## start Records to use
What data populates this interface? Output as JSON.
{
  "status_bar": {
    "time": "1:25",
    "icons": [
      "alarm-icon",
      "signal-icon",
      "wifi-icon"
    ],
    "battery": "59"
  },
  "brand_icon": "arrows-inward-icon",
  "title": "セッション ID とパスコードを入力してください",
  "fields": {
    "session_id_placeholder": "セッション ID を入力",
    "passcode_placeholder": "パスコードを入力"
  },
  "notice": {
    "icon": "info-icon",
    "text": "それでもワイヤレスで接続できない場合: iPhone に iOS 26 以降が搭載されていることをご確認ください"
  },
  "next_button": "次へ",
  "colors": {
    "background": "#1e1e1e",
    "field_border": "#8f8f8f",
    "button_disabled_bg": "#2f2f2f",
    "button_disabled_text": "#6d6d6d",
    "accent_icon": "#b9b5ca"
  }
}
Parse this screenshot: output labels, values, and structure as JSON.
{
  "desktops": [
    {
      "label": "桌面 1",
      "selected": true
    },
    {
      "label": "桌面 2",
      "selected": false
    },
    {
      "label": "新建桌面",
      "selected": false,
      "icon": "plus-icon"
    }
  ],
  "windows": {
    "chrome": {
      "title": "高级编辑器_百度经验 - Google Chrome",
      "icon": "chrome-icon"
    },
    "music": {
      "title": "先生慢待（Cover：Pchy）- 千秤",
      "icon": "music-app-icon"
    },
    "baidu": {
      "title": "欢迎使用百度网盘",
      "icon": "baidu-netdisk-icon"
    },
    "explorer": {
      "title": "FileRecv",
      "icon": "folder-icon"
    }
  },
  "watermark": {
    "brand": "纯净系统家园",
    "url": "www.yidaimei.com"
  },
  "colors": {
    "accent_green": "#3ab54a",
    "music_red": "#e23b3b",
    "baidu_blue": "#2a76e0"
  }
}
## end Records to use
# Exercise aim:
Pull out all lines from the entries above that include the word "selected".

# Output for this task:
      "selected": true
      "selected": false
      "selected": false,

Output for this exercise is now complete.